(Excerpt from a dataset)
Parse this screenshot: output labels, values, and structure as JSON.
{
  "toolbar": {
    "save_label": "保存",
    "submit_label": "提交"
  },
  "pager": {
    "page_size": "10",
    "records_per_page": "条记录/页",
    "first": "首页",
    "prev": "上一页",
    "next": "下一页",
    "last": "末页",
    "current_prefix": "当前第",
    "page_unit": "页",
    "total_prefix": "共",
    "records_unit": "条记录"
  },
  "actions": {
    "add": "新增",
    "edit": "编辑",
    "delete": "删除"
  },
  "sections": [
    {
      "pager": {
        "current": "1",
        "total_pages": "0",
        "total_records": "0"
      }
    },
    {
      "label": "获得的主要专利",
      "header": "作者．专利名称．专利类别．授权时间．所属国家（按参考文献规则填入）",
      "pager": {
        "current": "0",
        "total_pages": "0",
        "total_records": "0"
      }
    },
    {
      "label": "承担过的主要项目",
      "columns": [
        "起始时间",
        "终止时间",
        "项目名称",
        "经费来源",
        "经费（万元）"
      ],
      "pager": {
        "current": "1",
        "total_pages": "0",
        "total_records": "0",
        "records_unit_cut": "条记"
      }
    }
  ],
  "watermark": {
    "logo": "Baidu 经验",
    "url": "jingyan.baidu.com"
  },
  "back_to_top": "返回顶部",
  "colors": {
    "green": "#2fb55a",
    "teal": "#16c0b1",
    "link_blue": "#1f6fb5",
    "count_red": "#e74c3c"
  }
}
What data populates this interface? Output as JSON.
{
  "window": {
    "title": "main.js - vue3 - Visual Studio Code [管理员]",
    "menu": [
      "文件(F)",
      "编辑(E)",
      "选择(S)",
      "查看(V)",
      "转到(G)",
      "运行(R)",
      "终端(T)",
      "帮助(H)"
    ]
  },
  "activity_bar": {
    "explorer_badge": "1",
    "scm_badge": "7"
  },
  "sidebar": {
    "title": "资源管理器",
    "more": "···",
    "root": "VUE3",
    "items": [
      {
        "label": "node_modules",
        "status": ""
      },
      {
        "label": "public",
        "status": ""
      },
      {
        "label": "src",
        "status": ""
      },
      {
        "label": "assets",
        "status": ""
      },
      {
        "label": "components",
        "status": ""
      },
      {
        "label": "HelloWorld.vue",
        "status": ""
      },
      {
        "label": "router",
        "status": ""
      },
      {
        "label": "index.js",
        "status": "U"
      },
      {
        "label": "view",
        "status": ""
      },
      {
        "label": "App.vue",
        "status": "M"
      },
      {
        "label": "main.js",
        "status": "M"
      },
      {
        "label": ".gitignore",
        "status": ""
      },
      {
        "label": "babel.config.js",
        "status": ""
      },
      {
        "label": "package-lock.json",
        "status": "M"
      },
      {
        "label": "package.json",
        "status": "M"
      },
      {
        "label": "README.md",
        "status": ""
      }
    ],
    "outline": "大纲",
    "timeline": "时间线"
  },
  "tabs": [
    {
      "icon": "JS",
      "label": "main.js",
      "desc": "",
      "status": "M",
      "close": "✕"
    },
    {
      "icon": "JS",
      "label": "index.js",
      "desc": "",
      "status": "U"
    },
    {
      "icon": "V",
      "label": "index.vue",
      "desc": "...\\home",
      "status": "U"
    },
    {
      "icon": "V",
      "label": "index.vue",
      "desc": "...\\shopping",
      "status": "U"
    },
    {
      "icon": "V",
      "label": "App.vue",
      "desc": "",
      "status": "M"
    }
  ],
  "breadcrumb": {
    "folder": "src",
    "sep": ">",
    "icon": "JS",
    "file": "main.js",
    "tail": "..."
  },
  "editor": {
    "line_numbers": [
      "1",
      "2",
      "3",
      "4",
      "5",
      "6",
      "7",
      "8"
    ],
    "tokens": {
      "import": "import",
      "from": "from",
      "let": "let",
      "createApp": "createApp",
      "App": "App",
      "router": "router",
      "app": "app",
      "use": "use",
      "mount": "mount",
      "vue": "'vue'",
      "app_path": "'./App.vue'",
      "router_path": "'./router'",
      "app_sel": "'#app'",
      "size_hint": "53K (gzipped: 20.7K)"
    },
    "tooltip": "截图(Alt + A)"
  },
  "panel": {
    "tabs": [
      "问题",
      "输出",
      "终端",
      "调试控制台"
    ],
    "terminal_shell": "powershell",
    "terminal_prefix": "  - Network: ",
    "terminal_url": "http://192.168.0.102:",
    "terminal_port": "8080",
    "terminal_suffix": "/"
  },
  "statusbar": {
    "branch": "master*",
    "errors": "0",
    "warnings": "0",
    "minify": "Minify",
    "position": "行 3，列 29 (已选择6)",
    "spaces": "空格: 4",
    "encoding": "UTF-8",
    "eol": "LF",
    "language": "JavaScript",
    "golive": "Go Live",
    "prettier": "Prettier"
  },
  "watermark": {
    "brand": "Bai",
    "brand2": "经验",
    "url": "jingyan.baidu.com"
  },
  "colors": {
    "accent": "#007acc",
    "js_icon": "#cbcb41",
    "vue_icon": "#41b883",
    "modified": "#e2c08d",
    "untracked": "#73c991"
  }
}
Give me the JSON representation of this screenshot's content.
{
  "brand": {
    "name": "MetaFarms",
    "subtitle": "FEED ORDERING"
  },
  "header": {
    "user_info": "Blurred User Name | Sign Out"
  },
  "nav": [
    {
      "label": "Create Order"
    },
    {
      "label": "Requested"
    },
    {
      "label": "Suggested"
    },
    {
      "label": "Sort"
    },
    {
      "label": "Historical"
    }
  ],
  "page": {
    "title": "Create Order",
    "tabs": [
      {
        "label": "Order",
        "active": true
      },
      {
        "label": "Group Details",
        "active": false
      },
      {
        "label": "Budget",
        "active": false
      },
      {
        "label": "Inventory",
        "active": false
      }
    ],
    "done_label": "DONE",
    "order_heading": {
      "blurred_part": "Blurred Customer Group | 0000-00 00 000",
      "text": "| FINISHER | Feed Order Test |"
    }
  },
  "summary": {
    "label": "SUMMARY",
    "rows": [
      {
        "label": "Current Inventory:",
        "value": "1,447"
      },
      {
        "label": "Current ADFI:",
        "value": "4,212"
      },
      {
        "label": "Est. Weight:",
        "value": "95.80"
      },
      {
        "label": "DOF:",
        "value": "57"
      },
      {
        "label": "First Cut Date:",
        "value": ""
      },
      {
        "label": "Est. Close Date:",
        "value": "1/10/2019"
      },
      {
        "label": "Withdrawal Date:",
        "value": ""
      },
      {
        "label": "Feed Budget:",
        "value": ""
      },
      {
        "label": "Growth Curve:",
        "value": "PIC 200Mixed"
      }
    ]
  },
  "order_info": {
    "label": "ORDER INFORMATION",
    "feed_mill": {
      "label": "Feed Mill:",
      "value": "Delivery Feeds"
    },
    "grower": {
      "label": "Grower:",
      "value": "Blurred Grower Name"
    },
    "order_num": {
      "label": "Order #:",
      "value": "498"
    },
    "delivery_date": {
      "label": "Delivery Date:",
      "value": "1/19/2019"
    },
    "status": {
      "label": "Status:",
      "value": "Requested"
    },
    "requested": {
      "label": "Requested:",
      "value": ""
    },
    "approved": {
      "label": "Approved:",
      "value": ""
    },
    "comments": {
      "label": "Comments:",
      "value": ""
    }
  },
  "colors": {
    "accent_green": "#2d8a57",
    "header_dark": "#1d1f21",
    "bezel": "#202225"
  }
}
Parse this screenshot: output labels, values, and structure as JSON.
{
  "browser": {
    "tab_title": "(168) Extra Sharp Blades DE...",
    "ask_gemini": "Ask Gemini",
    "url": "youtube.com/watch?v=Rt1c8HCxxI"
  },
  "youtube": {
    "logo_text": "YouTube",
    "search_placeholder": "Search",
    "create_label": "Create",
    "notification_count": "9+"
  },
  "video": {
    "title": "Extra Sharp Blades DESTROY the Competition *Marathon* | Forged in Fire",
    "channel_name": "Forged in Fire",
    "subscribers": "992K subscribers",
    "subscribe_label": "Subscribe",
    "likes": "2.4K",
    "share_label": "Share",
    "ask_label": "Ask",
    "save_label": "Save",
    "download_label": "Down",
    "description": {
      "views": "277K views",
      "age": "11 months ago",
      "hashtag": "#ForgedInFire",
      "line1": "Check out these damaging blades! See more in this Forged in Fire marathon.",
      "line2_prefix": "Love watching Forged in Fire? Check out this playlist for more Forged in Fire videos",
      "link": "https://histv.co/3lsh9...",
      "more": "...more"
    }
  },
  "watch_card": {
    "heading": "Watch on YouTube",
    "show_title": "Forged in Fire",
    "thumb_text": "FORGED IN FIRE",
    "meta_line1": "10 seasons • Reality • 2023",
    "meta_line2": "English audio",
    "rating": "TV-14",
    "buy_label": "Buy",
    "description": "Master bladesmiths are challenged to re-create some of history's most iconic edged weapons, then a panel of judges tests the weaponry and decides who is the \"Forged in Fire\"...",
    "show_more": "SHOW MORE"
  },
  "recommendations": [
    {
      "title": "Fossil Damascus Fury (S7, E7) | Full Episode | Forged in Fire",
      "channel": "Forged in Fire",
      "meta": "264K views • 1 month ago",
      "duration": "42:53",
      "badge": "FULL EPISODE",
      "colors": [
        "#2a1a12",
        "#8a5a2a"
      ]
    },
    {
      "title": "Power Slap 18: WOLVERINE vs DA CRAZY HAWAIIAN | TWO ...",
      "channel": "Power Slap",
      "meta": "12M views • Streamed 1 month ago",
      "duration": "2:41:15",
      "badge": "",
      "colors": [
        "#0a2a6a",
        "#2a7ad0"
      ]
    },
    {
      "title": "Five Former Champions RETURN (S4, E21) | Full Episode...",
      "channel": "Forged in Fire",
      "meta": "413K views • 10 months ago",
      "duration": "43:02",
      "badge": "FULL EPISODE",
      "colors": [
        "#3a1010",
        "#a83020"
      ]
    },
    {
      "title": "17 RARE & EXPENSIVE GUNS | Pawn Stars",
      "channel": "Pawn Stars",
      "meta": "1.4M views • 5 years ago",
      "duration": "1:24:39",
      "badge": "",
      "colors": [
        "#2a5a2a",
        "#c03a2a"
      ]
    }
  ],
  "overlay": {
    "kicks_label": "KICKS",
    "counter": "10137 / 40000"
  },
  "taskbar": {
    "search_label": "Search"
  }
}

◆ **OBJECTIVE**: Select every line of the records holding the string "panel".

◆ **EXERCISE RESPONSE**:
  "panel": {
    "description": "Master bladesmiths are challenged to re-create some of history's most iconic edged weapons, then a panel of judges tests the weaponry and decides who is the \"Forged in Fire\"...",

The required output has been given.